** TO BE DONE **
Restate the full set of records exactly, without adding or dropping a word.

** PROVIDED RECORDS **
-=-=-=-=-

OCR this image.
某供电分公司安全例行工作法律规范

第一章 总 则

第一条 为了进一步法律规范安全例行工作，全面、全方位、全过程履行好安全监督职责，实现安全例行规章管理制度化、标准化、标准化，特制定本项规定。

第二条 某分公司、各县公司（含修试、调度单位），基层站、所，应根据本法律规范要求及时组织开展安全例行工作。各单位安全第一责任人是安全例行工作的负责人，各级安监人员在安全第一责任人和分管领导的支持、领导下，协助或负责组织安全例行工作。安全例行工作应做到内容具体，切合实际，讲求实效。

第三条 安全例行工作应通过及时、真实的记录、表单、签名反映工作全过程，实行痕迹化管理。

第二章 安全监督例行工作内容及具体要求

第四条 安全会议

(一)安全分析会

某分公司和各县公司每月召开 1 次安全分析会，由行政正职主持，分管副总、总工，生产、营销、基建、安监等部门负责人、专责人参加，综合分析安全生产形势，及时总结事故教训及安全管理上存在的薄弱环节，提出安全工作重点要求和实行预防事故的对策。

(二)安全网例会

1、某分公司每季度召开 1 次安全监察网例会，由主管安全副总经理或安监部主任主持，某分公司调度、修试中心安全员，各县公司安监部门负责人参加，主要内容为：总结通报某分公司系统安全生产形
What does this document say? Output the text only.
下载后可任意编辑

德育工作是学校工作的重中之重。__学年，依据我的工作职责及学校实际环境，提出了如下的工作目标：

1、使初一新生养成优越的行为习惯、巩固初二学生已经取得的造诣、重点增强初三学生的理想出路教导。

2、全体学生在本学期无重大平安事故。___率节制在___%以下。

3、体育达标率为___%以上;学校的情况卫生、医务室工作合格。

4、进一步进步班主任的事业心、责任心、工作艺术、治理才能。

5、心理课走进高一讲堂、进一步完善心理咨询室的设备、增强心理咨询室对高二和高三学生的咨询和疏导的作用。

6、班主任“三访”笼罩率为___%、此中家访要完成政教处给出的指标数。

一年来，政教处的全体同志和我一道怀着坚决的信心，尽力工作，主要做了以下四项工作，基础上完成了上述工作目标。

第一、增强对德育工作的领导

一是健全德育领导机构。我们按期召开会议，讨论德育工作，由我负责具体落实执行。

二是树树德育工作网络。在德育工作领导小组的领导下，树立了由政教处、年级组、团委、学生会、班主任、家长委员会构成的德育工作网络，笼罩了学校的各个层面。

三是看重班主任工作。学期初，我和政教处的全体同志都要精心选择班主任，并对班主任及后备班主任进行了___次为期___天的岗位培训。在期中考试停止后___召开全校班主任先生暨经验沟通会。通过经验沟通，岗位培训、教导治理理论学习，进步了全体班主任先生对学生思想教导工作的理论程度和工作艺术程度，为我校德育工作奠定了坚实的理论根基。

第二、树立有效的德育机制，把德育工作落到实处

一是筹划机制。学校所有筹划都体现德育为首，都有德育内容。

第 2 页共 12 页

-=-=-=-=-

** TASK ANSWER **
OCR this image.
某供电分公司安全例行工作法律规范

第一章 总 则

第一条 为了进一步法律规范安全例行工作，全面、全方位、全过程履行好安全监督职责，实现安全例行规章管理制度化、标准化、标准化，特制定本项规定。

第二条 某分公司、各县公司（含修试、调度单位），基层站、所，应根据本法律规范要求及时组织开展安全例行工作。各单位安全第一责任人是安全例行工作的负责人，各级安监人员在安全第一责任人和分管领导的支持、领导下，协助或负责组织安全例行工作。安全例行工作应做到内容具体，切合实际，讲求实效。

第三条 安全例行工作应通过及时、真实的记录、表单、签名反映工作全过程，实行痕迹化管理。

第二章 安全监督例行工作内容及具体要求

第四条 安全会议

(一)安全分析会

某分公司和各县公司每月召开 1 次安全分析会，由行政正职主持，分管副总、总工，生产、营销、基建、安监等部门负责人、专责人参加，综合分析安全生产形势，及时总结事故教训及安全管理上存在的薄弱环节，提出安全工作重点要求和实行预防事故的对策。

(二)安全网例会

1、某分公司每季度召开 1 次安全监察网例会，由主管安全副总经理或安监部主任主持，某分公司调度、修试中心安全员，各县公司安监部门负责人参加，主要内容为：总结通报某分公司系统安全生产形
What does this document say? Output the text only.
下载后可任意编辑

德育工作是学校工作的重中之重。__学年，依据我的工作职责及学校实际环境，提出了如下的工作目标：

1、使初一新生养成优越的行为习惯、巩固初二学生已经取得的造诣、重点增强初三学生的理想出路教导。

2、全体学生在本学期无重大平安事故。___率节制在___%以下。

3、体育达标率为___%以上;学校的情况卫生、医务室工作合格。

4、进一步进步班主任的事业心、责任心、工作艺术、治理才能。

5、心理课走进高一讲堂、进一步完善心理咨询室的设备、增强心理咨询室对高二和高三学生的咨询和疏导的作用。

6、班主任“三访”笼罩率为___%、此中家访要完成政教处给出的指标数。

一年来，政教处的全体同志和我一道怀着坚决的信心，尽力工作，主要做了以下四项工作，基础上完成了上述工作目标。

第一、增强对德育工作的领导

一是健全德育领导机构。我们按期召开会议，讨论德育工作，由我负责具体落实执行。

二是树树德育工作网络。在德育工作领导小组的领导下，树立了由政教处、年级组、团委、学生会、班主任、家长委员会构成的德育工作网络，笼罩了学校的各个层面。

三是看重班主任工作。学期初，我和政教处的全体同志都要精心选择班主任，并对班主任及后备班主任进行了___次为期___天的岗位培训。在期中考试停止后___召开全校班主任先生暨经验沟通会。通过经验沟通，岗位培训、教导治理理论学习，进步了全体班主任先生对学生思想教导工作的理论程度和工作艺术程度，为我校德育工作奠定了坚实的理论根基。

第二、树立有效的德育机制，把德育工作落到实处

一是筹划机制。学校所有筹划都体现德育为首，都有德育内容。

第 2 页共 12 页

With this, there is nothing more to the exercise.